- CONSIGNE ÉNONCÉE -
Recopiez toutes les lignes ci-dessous à l'identique, sans en omettre aucune.

- EXTRAIT DE DONNÉES -
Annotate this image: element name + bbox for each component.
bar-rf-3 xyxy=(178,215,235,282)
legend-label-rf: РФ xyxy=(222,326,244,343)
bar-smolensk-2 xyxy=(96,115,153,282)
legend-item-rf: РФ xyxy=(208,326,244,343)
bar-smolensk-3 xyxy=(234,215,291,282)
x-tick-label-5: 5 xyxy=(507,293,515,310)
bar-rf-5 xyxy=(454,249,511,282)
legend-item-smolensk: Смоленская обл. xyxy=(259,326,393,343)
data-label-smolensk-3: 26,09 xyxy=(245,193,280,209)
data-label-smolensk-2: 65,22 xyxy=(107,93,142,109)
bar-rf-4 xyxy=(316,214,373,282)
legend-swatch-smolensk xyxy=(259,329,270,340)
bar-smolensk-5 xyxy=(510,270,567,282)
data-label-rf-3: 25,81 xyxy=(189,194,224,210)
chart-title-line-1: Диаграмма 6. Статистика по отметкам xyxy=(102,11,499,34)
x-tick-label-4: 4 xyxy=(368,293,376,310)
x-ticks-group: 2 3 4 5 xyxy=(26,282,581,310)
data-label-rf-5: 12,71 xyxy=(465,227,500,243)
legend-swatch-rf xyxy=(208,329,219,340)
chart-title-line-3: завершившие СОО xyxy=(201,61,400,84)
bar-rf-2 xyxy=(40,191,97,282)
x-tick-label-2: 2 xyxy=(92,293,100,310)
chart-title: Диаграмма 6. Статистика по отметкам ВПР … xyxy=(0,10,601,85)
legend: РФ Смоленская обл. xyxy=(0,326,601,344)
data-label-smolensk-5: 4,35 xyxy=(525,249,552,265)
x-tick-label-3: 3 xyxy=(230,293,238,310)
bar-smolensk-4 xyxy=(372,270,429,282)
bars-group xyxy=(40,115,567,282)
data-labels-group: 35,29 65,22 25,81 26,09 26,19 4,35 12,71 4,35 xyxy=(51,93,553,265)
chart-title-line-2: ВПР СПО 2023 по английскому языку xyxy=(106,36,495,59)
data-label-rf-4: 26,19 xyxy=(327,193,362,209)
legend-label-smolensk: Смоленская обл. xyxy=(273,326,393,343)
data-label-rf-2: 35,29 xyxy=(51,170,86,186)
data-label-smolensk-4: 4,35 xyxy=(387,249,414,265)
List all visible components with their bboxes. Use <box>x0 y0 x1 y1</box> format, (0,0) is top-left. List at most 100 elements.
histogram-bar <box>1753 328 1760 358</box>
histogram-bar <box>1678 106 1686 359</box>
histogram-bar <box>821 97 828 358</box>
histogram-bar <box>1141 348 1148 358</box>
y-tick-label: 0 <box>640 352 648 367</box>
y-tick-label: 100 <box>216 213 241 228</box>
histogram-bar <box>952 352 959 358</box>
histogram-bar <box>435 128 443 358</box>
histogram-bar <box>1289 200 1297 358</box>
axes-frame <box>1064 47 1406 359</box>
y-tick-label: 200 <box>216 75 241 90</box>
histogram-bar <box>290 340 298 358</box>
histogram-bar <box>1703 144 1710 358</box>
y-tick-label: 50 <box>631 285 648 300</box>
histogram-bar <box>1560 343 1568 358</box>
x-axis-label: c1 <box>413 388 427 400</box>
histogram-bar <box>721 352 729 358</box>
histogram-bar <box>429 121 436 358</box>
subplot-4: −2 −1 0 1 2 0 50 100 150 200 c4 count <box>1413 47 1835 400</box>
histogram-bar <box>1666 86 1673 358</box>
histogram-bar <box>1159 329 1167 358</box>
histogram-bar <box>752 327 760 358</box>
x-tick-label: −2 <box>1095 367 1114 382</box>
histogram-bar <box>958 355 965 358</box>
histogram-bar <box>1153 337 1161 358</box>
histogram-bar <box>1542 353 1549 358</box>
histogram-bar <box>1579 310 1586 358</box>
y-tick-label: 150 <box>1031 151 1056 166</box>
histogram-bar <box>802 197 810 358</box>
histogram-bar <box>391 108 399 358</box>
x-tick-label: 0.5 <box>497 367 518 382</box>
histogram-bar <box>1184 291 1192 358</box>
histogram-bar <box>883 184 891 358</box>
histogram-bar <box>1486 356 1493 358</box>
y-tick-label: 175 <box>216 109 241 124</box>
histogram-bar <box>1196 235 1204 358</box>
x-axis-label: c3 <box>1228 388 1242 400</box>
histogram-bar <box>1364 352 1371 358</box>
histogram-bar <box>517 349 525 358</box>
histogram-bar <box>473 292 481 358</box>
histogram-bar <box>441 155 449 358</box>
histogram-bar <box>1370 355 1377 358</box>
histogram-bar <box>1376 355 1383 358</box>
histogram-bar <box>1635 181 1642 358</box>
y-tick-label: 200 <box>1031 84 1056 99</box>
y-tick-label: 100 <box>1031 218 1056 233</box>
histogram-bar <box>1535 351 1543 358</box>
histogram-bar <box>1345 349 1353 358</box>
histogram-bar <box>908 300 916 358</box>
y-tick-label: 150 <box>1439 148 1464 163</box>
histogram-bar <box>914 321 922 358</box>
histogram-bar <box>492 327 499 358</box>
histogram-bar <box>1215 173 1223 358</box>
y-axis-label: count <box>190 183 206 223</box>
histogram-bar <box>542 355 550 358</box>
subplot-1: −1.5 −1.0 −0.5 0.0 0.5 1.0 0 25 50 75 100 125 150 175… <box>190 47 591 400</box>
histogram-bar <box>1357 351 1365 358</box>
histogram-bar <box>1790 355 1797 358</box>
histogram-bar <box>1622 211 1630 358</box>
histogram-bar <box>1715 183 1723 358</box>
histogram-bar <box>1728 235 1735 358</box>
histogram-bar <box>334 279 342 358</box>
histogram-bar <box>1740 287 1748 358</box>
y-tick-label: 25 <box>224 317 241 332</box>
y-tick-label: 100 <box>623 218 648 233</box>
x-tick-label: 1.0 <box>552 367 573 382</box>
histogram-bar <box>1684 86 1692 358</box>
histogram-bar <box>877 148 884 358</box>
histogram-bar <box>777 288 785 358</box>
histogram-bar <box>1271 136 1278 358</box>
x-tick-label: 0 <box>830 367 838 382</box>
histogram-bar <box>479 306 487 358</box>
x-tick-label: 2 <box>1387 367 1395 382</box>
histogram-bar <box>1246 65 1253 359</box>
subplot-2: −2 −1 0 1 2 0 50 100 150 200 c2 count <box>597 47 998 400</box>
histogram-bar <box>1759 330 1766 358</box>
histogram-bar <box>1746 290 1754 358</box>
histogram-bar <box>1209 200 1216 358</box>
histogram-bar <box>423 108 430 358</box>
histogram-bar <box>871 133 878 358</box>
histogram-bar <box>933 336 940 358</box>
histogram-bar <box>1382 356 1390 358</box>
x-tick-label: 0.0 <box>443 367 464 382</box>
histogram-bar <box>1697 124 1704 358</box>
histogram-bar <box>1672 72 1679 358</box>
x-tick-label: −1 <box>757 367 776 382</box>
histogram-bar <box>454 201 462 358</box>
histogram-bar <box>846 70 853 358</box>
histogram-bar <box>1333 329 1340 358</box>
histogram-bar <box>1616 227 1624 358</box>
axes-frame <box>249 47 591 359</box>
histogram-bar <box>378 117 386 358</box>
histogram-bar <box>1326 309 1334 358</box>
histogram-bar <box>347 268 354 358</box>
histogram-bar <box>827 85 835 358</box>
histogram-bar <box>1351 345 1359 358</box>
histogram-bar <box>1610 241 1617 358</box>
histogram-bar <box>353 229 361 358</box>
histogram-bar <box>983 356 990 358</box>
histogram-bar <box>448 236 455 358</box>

- RÉPONSE RÉDIGÉE -
Annotate this image: element name + bbox for each component.
bar-rf-3 xyxy=(178,215,235,282)
legend-label-rf: РФ xyxy=(222,326,244,343)
bar-smolensk-2 xyxy=(96,115,153,282)
legend-item-rf: РФ xyxy=(208,326,244,343)
bar-smolensk-3 xyxy=(234,215,291,282)
x-tick-label-5: 5 xyxy=(507,293,515,310)
bar-rf-5 xyxy=(454,249,511,282)
legend-item-smolensk: Смоленская обл. xyxy=(259,326,393,343)
data-label-smolensk-3: 26,09 xyxy=(245,193,280,209)
data-label-smolensk-2: 65,22 xyxy=(107,93,142,109)
bar-rf-4 xyxy=(316,214,373,282)
legend-swatch-smolensk xyxy=(259,329,270,340)
bar-smolensk-5 xyxy=(510,270,567,282)
data-label-rf-3: 25,81 xyxy=(189,194,224,210)
chart-title-line-1: Диаграмма 6. Статистика по отметкам xyxy=(102,11,499,34)
x-tick-label-4: 4 xyxy=(368,293,376,310)
x-ticks-group: 2 3 4 5 xyxy=(26,282,581,310)
data-label-rf-5: 12,71 xyxy=(465,227,500,243)
legend-swatch-rf xyxy=(208,329,219,340)
chart-title-line-3: завершившие СОО xyxy=(201,61,400,84)
bar-rf-2 xyxy=(40,191,97,282)
x-tick-label-2: 2 xyxy=(92,293,100,310)
chart-title: Диаграмма 6. Статистика по отметкам ВПР … xyxy=(0,10,601,85)
legend: РФ Смоленская обл. xyxy=(0,326,601,344)
data-label-smolensk-5: 4,35 xyxy=(525,249,552,265)
x-tick-label-3: 3 xyxy=(230,293,238,310)
bar-smolensk-4 xyxy=(372,270,429,282)
bars-group xyxy=(40,115,567,282)
data-labels-group: 35,29 65,22 25,81 26,09 26,19 4,35 12,71 4,35 xyxy=(51,93,553,265)
chart-title-line-2: ВПР СПО 2023 по английскому языку xyxy=(106,36,495,59)
data-label-rf-4: 26,19 xyxy=(327,193,362,209)
legend-label-smolensk: Смоленская обл. xyxy=(273,326,393,343)
data-label-rf-2: 35,29 xyxy=(51,170,86,186)
data-label-smolensk-4: 4,35 xyxy=(387,249,414,265)
List all visible components with their bboxes. Use <box>x0 y0 x1 y1</box> format, (0,0) is top-left. List at most 100 elements.
histogram-bar <box>1753 328 1760 358</box>
histogram-bar <box>1678 106 1686 359</box>
histogram-bar <box>821 97 828 358</box>
histogram-bar <box>1141 348 1148 358</box>
y-tick-label: 0 <box>640 352 648 367</box>
y-tick-label: 100 <box>216 213 241 228</box>
histogram-bar <box>952 352 959 358</box>
histogram-bar <box>435 128 443 358</box>
histogram-bar <box>1289 200 1297 358</box>
axes-frame <box>1064 47 1406 359</box>
y-tick-label: 200 <box>216 75 241 90</box>
histogram-bar <box>290 340 298 358</box>
histogram-bar <box>1703 144 1710 358</box>
y-tick-label: 50 <box>631 285 648 300</box>
histogram-bar <box>1560 343 1568 358</box>
x-axis-label: c1 <box>413 388 427 400</box>
histogram-bar <box>721 352 729 358</box>
histogram-bar <box>429 121 436 358</box>
subplot-4: −2 −1 0 1 2 0 50 100 150 200 c4 count <box>1413 47 1835 400</box>
histogram-bar <box>1666 86 1673 358</box>
histogram-bar <box>1159 329 1167 358</box>
histogram-bar <box>752 327 760 358</box>
x-tick-label: −2 <box>1095 367 1114 382</box>
histogram-bar <box>958 355 965 358</box>
histogram-bar <box>1153 337 1161 358</box>
histogram-bar <box>1542 353 1549 358</box>
histogram-bar <box>1579 310 1586 358</box>
y-tick-label: 150 <box>1031 151 1056 166</box>
histogram-bar <box>802 197 810 358</box>
histogram-bar <box>391 108 399 358</box>
x-tick-label: 0.5 <box>497 367 518 382</box>
histogram-bar <box>1184 291 1192 358</box>
histogram-bar <box>883 184 891 358</box>
histogram-bar <box>1486 356 1493 358</box>
y-tick-label: 175 <box>216 109 241 124</box>
histogram-bar <box>1196 235 1204 358</box>
x-axis-label: c3 <box>1228 388 1242 400</box>
histogram-bar <box>1364 352 1371 358</box>
histogram-bar <box>517 349 525 358</box>
histogram-bar <box>473 292 481 358</box>
histogram-bar <box>441 155 449 358</box>
histogram-bar <box>1370 355 1377 358</box>
histogram-bar <box>1376 355 1383 358</box>
histogram-bar <box>1635 181 1642 358</box>
y-tick-label: 200 <box>1031 84 1056 99</box>
y-tick-label: 100 <box>1031 218 1056 233</box>
histogram-bar <box>1535 351 1543 358</box>
histogram-bar <box>1345 349 1353 358</box>
histogram-bar <box>908 300 916 358</box>
y-tick-label: 150 <box>1439 148 1464 163</box>
histogram-bar <box>914 321 922 358</box>
histogram-bar <box>492 327 499 358</box>
histogram-bar <box>1215 173 1223 358</box>
y-axis-label: count <box>190 183 206 223</box>
histogram-bar <box>542 355 550 358</box>
subplot-1: −1.5 −1.0 −0.5 0.0 0.5 1.0 0 25 50 75 100 125 150 175… <box>190 47 591 400</box>
histogram-bar <box>1357 351 1365 358</box>
histogram-bar <box>1790 355 1797 358</box>
histogram-bar <box>1622 211 1630 358</box>
histogram-bar <box>1715 183 1723 358</box>
histogram-bar <box>1728 235 1735 358</box>
histogram-bar <box>334 279 342 358</box>
histogram-bar <box>1740 287 1748 358</box>
y-tick-label: 25 <box>224 317 241 332</box>
y-tick-label: 100 <box>623 218 648 233</box>
x-tick-label: 1.0 <box>552 367 573 382</box>
histogram-bar <box>1684 86 1692 358</box>
histogram-bar <box>877 148 884 358</box>
histogram-bar <box>777 288 785 358</box>
histogram-bar <box>1271 136 1278 358</box>
x-tick-label: 0 <box>830 367 838 382</box>
histogram-bar <box>479 306 487 358</box>
x-tick-label: 2 <box>1387 367 1395 382</box>
histogram-bar <box>1246 65 1253 359</box>
subplot-2: −2 −1 0 1 2 0 50 100 150 200 c2 count <box>597 47 998 400</box>
histogram-bar <box>1759 330 1766 358</box>
histogram-bar <box>1746 290 1754 358</box>
histogram-bar <box>1209 200 1216 358</box>
histogram-bar <box>423 108 430 358</box>
histogram-bar <box>871 133 878 358</box>
histogram-bar <box>933 336 940 358</box>
histogram-bar <box>1382 356 1390 358</box>
x-tick-label: 0.0 <box>443 367 464 382</box>
histogram-bar <box>1697 124 1704 358</box>
histogram-bar <box>1672 72 1679 358</box>
x-tick-label: −1 <box>757 367 776 382</box>
histogram-bar <box>454 201 462 358</box>
histogram-bar <box>846 70 853 358</box>
histogram-bar <box>1333 329 1340 358</box>
histogram-bar <box>1616 227 1624 358</box>
axes-frame <box>249 47 591 359</box>
histogram-bar <box>378 117 386 358</box>
histogram-bar <box>1326 309 1334 358</box>
histogram-bar <box>347 268 354 358</box>
histogram-bar <box>827 85 835 358</box>
histogram-bar <box>1351 345 1359 358</box>
histogram-bar <box>1610 241 1617 358</box>
histogram-bar <box>353 229 361 358</box>
histogram-bar <box>983 356 990 358</box>
histogram-bar <box>448 236 455 358</box>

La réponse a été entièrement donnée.